**EXERCISE PROMPT**:
Copy every line in which the string "Attendance" occurs.

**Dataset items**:
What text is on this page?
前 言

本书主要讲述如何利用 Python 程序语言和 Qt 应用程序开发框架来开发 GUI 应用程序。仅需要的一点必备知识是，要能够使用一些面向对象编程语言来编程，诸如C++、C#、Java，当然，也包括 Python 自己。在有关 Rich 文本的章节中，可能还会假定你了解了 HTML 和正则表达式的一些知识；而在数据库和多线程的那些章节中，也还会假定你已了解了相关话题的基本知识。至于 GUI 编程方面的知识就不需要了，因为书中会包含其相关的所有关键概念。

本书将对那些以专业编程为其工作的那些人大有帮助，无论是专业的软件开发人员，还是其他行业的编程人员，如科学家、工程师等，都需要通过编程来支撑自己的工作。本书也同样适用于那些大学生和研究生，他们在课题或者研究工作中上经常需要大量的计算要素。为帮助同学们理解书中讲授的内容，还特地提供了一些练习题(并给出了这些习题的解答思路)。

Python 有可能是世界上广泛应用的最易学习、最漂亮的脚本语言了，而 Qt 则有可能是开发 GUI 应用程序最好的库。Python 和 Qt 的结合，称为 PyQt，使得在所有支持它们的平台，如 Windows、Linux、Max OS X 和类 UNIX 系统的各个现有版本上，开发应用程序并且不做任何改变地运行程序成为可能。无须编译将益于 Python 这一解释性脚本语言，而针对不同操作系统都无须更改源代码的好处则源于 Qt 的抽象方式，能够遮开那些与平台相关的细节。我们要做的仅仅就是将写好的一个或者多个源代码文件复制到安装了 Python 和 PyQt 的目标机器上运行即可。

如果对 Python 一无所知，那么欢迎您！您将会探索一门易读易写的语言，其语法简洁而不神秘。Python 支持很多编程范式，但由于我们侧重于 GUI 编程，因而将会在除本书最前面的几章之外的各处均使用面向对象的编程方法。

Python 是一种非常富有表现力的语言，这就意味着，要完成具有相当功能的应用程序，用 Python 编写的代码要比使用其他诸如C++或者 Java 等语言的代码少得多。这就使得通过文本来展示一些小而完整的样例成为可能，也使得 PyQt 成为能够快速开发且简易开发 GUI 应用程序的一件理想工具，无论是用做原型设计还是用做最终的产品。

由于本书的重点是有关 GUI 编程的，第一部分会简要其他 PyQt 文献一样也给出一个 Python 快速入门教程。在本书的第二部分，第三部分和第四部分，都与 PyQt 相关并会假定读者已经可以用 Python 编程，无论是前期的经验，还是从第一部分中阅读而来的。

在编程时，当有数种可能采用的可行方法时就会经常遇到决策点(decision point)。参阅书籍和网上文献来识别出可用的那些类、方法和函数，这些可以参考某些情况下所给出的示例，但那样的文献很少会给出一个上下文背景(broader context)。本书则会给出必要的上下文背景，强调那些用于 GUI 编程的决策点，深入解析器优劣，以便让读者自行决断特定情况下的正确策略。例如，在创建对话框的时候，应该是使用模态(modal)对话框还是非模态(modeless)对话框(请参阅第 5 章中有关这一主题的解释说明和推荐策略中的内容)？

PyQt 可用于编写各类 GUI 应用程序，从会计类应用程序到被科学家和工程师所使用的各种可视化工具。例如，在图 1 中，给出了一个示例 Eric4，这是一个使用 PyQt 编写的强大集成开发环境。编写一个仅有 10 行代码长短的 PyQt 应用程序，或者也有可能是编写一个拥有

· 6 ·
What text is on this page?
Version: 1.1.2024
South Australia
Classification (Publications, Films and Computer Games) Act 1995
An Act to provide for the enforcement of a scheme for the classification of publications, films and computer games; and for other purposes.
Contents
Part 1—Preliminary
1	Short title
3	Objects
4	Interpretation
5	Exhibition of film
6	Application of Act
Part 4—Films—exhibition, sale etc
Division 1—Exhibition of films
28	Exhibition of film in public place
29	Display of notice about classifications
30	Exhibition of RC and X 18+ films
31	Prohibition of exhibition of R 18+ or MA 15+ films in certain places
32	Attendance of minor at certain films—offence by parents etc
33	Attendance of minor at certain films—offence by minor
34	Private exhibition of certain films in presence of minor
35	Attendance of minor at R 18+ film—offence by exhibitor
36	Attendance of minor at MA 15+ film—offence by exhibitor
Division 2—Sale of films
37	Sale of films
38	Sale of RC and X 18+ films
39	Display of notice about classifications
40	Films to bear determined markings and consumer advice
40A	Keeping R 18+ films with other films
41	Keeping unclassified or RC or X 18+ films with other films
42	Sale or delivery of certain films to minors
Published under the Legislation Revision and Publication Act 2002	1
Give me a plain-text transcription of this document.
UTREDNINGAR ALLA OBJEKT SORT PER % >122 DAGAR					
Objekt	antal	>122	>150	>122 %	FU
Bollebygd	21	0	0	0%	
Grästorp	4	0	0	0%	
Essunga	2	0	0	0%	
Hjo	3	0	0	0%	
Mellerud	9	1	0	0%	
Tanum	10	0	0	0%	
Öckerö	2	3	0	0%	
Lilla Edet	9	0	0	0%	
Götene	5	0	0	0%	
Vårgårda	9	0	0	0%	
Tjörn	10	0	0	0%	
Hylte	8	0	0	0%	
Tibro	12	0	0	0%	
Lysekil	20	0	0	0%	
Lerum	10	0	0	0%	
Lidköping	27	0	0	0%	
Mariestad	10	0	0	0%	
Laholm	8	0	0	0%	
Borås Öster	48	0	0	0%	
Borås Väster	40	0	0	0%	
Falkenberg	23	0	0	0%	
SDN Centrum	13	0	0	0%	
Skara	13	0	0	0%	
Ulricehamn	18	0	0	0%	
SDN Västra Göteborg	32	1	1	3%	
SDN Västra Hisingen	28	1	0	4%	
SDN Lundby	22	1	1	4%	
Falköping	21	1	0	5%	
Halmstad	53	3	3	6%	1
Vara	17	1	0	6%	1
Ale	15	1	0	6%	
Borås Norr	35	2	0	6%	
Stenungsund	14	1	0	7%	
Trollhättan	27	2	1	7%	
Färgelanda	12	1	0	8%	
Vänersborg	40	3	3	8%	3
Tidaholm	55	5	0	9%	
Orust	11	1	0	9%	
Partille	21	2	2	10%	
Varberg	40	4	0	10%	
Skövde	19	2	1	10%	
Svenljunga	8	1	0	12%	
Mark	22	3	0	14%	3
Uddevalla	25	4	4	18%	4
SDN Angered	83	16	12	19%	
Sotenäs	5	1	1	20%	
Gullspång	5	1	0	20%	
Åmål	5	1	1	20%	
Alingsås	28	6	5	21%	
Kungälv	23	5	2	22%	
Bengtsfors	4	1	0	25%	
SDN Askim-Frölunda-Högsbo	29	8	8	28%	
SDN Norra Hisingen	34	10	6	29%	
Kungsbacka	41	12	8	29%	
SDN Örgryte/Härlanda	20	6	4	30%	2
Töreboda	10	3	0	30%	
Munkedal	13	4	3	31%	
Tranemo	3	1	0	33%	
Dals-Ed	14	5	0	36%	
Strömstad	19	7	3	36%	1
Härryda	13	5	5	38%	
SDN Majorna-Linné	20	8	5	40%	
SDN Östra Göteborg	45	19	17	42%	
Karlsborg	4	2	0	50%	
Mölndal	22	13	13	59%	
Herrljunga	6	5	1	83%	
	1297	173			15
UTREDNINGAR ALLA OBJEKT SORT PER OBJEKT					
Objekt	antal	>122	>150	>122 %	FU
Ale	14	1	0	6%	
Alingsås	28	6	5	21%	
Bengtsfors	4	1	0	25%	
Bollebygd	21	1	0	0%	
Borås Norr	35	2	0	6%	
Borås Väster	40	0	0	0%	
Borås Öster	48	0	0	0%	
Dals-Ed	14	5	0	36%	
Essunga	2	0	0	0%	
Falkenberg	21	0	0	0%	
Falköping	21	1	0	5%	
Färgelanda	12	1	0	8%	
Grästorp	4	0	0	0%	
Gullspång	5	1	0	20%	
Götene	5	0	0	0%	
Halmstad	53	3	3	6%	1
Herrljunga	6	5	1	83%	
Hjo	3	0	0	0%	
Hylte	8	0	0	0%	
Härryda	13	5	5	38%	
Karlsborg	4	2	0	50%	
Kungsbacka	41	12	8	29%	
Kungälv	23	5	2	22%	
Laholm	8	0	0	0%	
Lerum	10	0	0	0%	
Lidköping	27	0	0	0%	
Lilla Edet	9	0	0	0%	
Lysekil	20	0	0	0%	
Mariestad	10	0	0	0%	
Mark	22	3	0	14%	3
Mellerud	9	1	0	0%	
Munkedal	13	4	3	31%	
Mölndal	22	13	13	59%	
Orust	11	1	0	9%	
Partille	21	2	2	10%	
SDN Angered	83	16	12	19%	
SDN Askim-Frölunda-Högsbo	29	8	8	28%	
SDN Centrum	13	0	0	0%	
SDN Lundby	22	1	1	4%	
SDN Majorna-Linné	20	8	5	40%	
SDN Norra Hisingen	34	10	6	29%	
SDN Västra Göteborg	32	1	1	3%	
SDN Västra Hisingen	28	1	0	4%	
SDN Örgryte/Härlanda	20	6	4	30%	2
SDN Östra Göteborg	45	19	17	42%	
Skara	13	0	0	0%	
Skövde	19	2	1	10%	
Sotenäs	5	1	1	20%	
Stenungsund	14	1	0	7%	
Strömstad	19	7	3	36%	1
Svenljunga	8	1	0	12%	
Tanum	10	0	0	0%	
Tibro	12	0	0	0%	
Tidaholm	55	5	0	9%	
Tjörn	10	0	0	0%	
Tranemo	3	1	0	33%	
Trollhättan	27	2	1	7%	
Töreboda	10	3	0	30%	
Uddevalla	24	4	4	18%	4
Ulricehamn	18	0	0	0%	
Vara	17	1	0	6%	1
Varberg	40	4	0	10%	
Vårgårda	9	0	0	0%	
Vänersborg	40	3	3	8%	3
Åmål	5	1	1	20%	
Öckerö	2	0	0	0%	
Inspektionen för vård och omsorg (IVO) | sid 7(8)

**COMPLETE ANSWER**:
32	Attendance of minor at certain films—offence by parents etc
33	Attendance of minor at certain films—offence by minor
35	Attendance of minor at R 18+ film—offence by exhibitor
36	Attendance of minor at MA 15+ film—offence by exhibitor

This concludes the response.